Given request 1: Reproduce the lines of the dataset rows, starting at the line that contains "series-label: Engine <box>28" and ending at the line that contains "annotation: 【103】 <box>230 330 336 364</box>".

Page extract:
------------------------

While I didn’t live among dinosaurs, I am old enough to remember the days when film cameras were your only option for capturing life’s memorable moments. Back then, Kodak developed a reputation as the “gold standard” for film processing and delivered reliable results in the form of beautiful prints.

My fondness for Kodak continued into the digital era. Instead of printing photos at a drugstore kiosk, I uploaded files and ordered photo prints from the online Kodak Gallery and was rarely disappointed. I even purchased photo mugs, self-designed calendars and other products sold by Kodak’s website. A few years ago, I printed digital photos at a local drugstore instead of through Kodak and was very disappointed in the quality, reaffirming my decision to stick with Kodak Gallery.

Unfortunately, the last few months have changed my opinion of Kodak. The company finds itself in the midst of well-publicized financial troubles, and I wonder if these are affecting the quality of its products and service. Three different incidents involving Christmas gifts have changed my opinion of the photography giant.

First, a recent visit to my mother’s home revealed that the Kodak digital photo frame my sister and I gave her for Christmas in 2009 wasn’t working. With some testing, my sister verified the problem is the frame and not the power adapter. The warranty expired after a year, so our $100+ frame is now useless. It displayed beautiful photos while it worked, but a life expectancy of less than two years is not acceptable for a product of this type.

On Christmas Day 2010, my mom received a Kodak wireless printer from my father. It worked fine for a while, then began having problems recognizing her home network, meaning the only way it would print was when my mom strung a USB cable across her desk to reach the printer on the other side. Multiple calls to Kodak ended with the company sending a refurbished printer as a replacement. They promised to send a new one when one became available, but after three months of waiting, my mom still has not received one. Replacing a faulty product that’s still under warranty with a refurbished model does not deliver the type of customer service I expect from a large company like Kodak.

------------------------

(Dataset rows)
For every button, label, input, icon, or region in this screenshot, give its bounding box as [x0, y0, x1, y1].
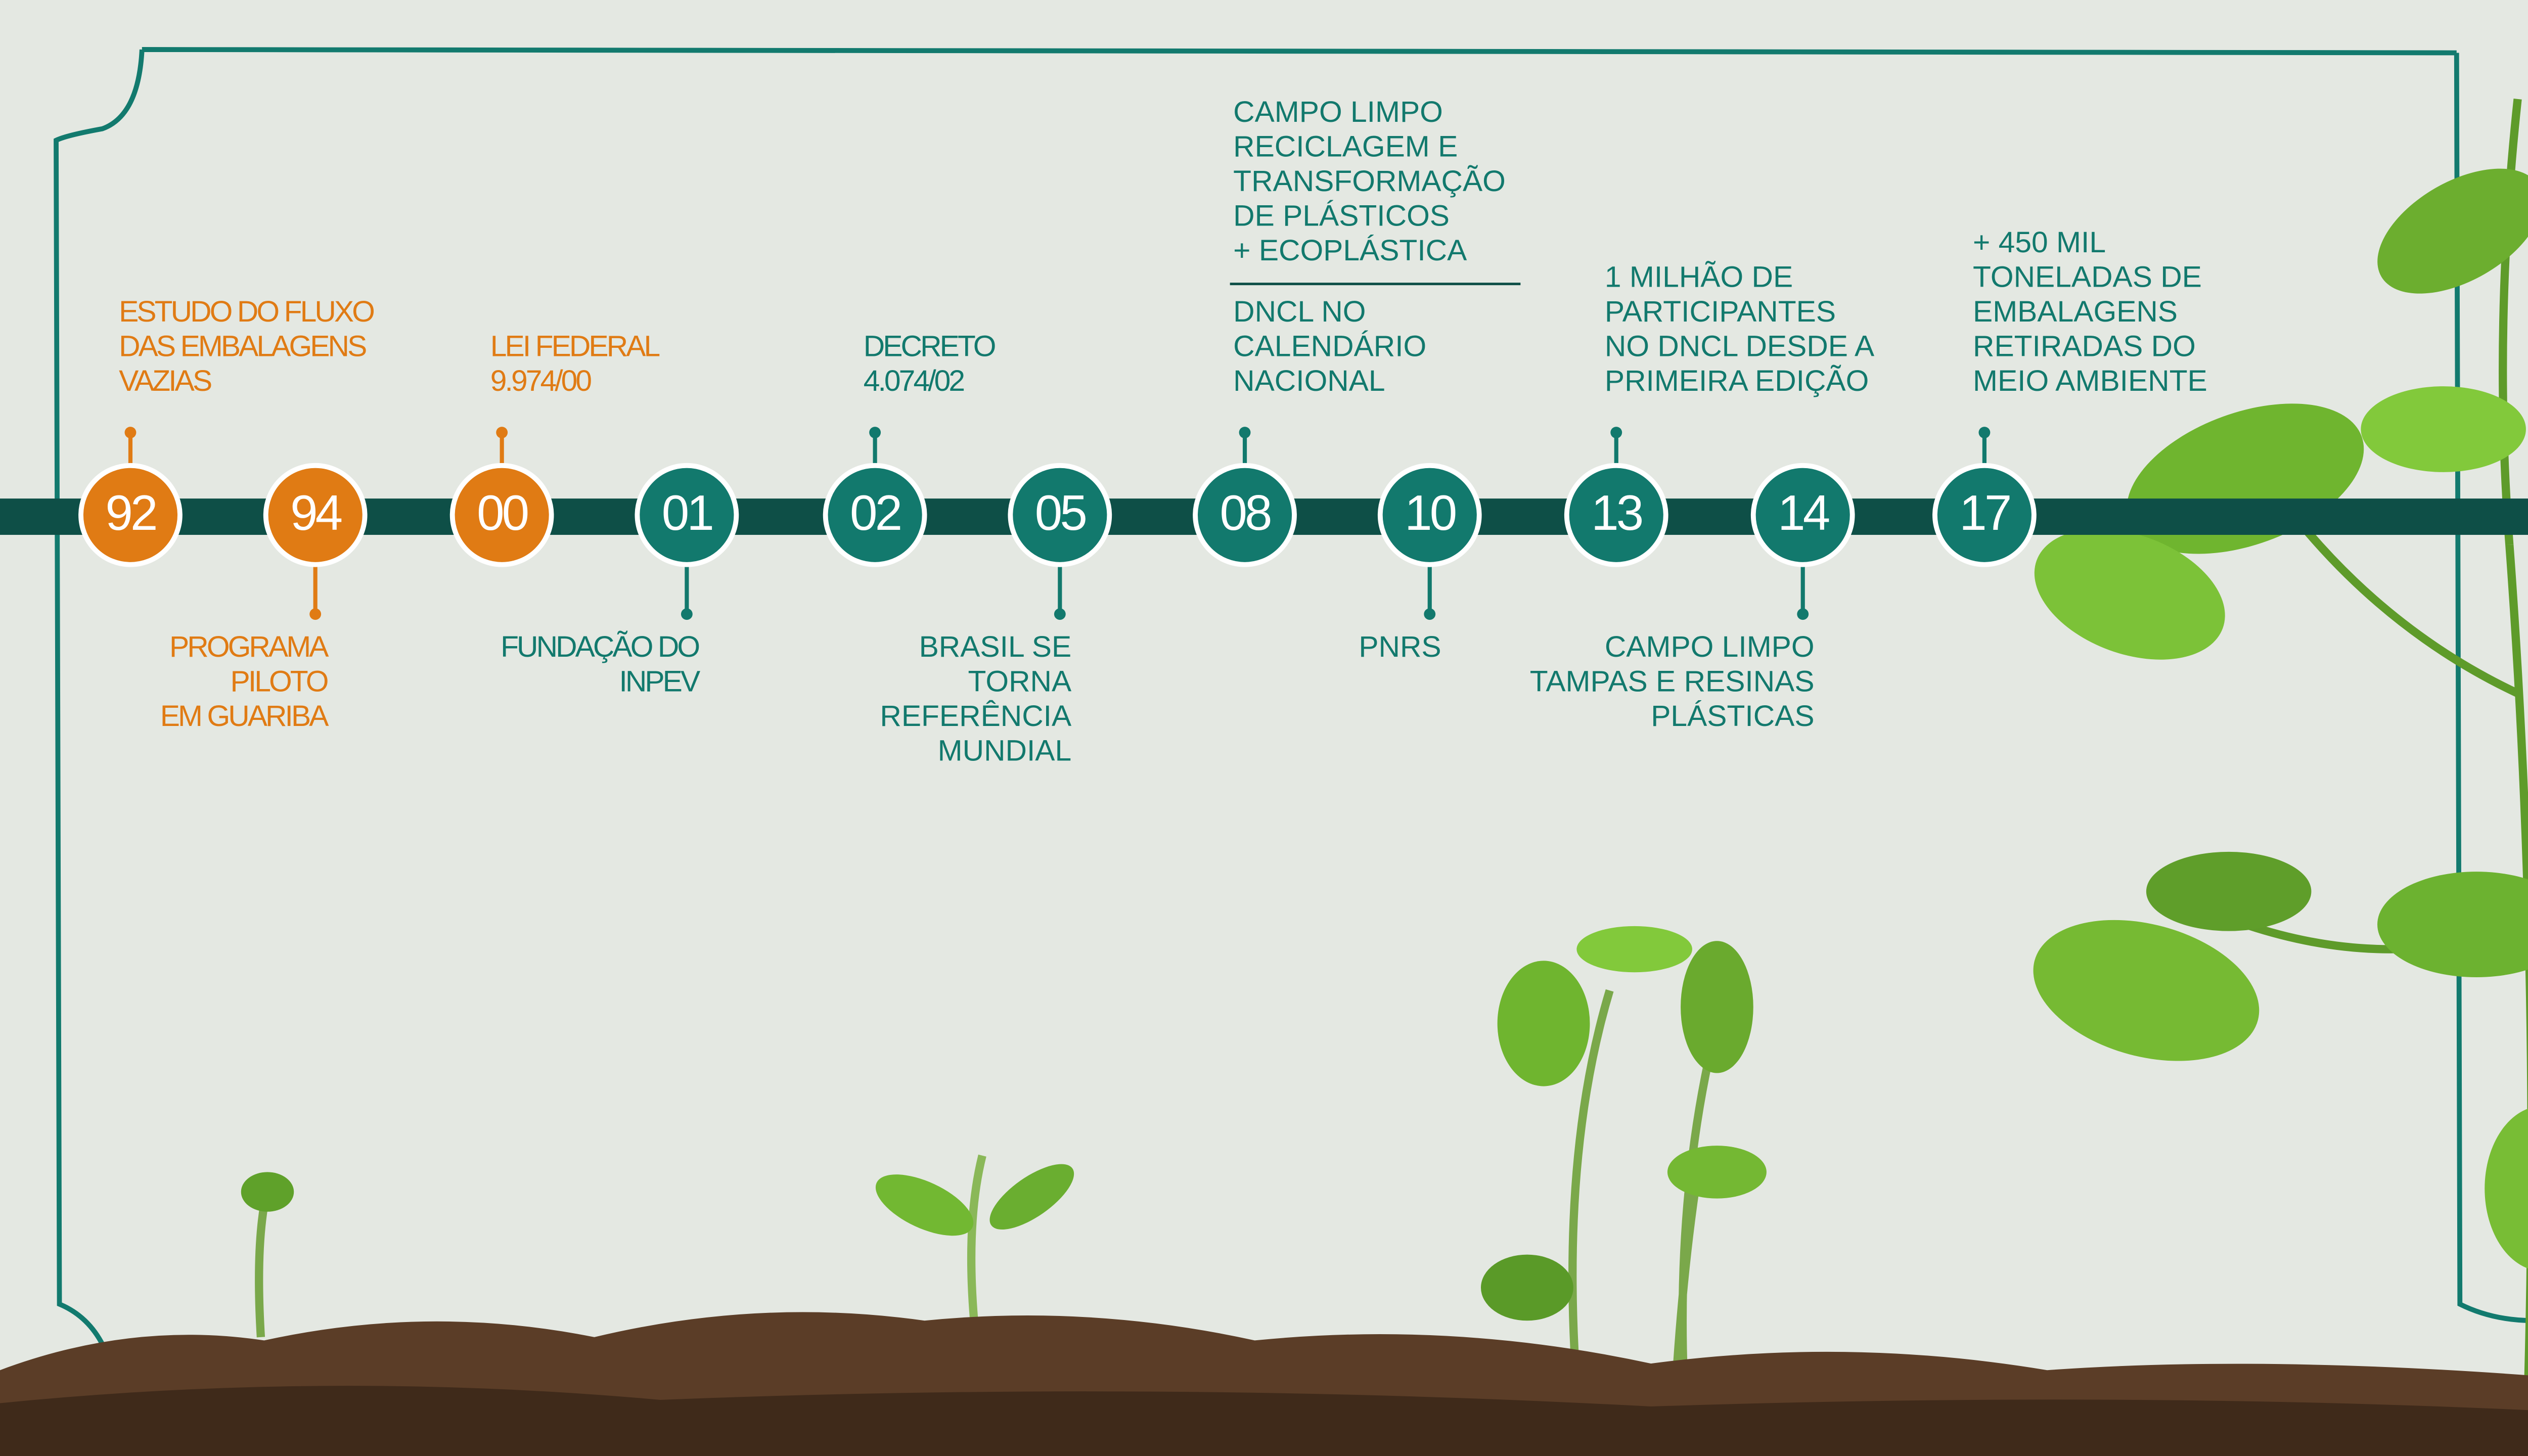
page: ESTUDO DO FLUXODAS EMBALAGENSVAZIAS 92 PRO…: [0, 0, 2528, 1456]
event-label: RETIRADAS DO: [1973, 330, 2196, 363]
event-label: MUNDIAL: [938, 735, 1071, 767]
event-label: REFERÊNCIA: [880, 700, 1072, 733]
year-label: 14: [1778, 485, 1829, 540]
connector-dot: [1424, 608, 1435, 620]
event-label: MEIO AMBIENTE: [1973, 365, 2207, 397]
event-label: PILOTO: [231, 665, 328, 698]
connector-dot: [1054, 608, 1066, 620]
year-label: 01: [662, 485, 712, 540]
event-label: 9.974/00: [490, 365, 592, 397]
event-note: DE PLÁSTICOS: [1233, 200, 1450, 233]
event-label: NO DNCL DESDE A: [1605, 330, 1875, 363]
event-label: PRIMEIRA EDIÇÃO: [1605, 364, 1869, 397]
connector-dot: [1978, 427, 1990, 438]
year-label: 13: [1591, 485, 1642, 540]
connector-dot: [1610, 427, 1622, 438]
year-label: 08: [1220, 485, 1271, 540]
connector-dot: [496, 427, 508, 438]
event-label: DECRETO: [864, 330, 995, 363]
connector-dot: [1239, 427, 1251, 438]
event-label: PLÁSTICAS: [1651, 700, 1814, 733]
event-label: DNCL NO: [1233, 295, 1366, 328]
event-label: PROGRAMA: [169, 630, 329, 663]
connector-dot: [869, 427, 881, 438]
event-label: LEI FEDERAL: [490, 330, 660, 363]
event-label: VAZIAS: [119, 365, 211, 397]
year-label: 94: [290, 485, 342, 540]
event-note: RECICLAGEM E: [1233, 130, 1458, 163]
connector-dot: [309, 608, 321, 620]
year-label: 17: [1959, 485, 2010, 540]
event-label: FUNDAÇÃO DO: [501, 630, 699, 663]
event-note: CAMPO LIMPO: [1233, 96, 1443, 128]
event-label: EMBALAGENS: [1973, 295, 2178, 328]
event-label: PARTICIPANTES: [1605, 295, 1836, 328]
event-label: + 450 MIL: [1973, 226, 2106, 259]
connector-dot: [125, 427, 137, 438]
year-label: 92: [105, 485, 156, 540]
event-label: EM GUARIBA: [160, 700, 330, 733]
event-label: ESTUDO DO FLUXO: [119, 295, 374, 328]
event-note: + ECOPLÁSTICA: [1233, 234, 1467, 267]
event-label: CAMPO LIMPO: [1605, 630, 1815, 663]
event-label: 1 MILHÃO DE: [1605, 260, 1793, 293]
event-label: TAMPAS E RESINAS: [1530, 665, 1815, 698]
connector-dot: [1797, 608, 1809, 620]
connector-dot: [681, 608, 693, 620]
year-label: 05: [1035, 485, 1086, 540]
timeline-infographic: ESTUDO DO FLUXODAS EMBALAGENSVAZIAS 92 PRO…: [0, 0, 2528, 1456]
event-label: TONELADAS DE: [1973, 260, 2202, 293]
event-label: TORNA: [968, 665, 1072, 698]
event-label: DAS EMBALAGENS: [119, 330, 366, 363]
event-label: CALENDÁRIO: [1233, 330, 1426, 363]
event-label: PNRS: [1359, 630, 1441, 663]
event-label: INPEV: [619, 665, 700, 698]
year-label: 10: [1405, 485, 1456, 540]
event-label: BRASIL SE: [919, 630, 1072, 663]
event-label: NACIONAL: [1233, 365, 1385, 397]
event-label: 4.074/02: [864, 365, 964, 397]
year-label: 00: [477, 485, 528, 540]
event-note: TRANSFORMAÇÃO: [1233, 164, 1506, 198]
year-label: 02: [850, 485, 900, 540]
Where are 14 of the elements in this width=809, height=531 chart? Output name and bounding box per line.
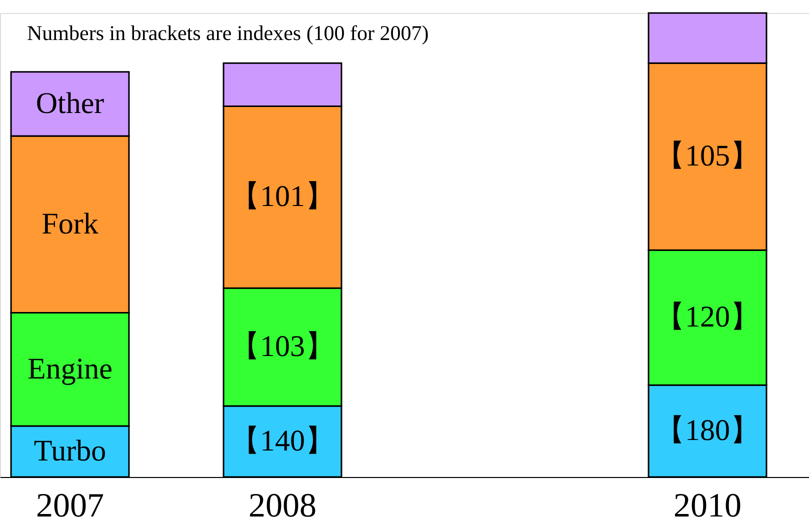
series-label: Engine <box>28 352 112 386</box>
annotation: 【101】 <box>230 180 336 214</box>
x-tick-label: 2007 <box>36 488 104 524</box>
x-tick-label: 2008 <box>248 488 317 524</box>
annotation: 【140】 <box>230 424 336 458</box>
annotation: 【103】 <box>230 330 336 364</box>
series-label: Turbo <box>34 434 106 468</box>
x-tick-label: 2010 <box>674 488 742 524</box>
annotation: 【180】 <box>655 414 760 448</box>
series-label: Other <box>36 86 104 120</box>
series-label: Fork <box>42 207 98 240</box>
annotation: Numbers in brackets are indexes (100 for 2007) <box>27 21 429 45</box>
annotation: 【105】 <box>655 140 760 173</box>
annotation: 【120】 <box>655 300 760 334</box>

------------------------

Given request 2: Write out the passage of the Kodak text starting at "My fondness for" and ending at "the photography giant.".

Written reply 1:
series-label: Engine <box>28 352 112 386</box>
annotation: 【101】 <box>230 180 336 214</box>
x-tick-label: 2007 <box>36 488 104 524</box>
x-tick-label: 2008 <box>248 488 317 524</box>
annotation: 【140】 <box>230 424 336 458</box>
annotation: 【103】 <box>230 330 336 364</box>

Written reply 2:
My fondness for Kodak continued into the digital era. Instead of printing photos at a drugstore kiosk, I uploaded files and ordered photo prints from the online Kodak Gallery and was rarely disappointed. I even purchased photo mugs, self-designed calendars and other products sold by Kodak’s website. A few years ago, I printed digital photos at a local drugstore instead of through Kodak and was very disappointed in the quality, reaffirming my decision to stick with Kodak Gallery.

Unfortunately, the last few months have changed my opinion of Kodak. The company finds itself in the midst of well-publicized financial troubles, and I wonder if these are affecting the quality of its products and service. Three different incidents involving Christmas gifts have changed my opinion of the photography giant.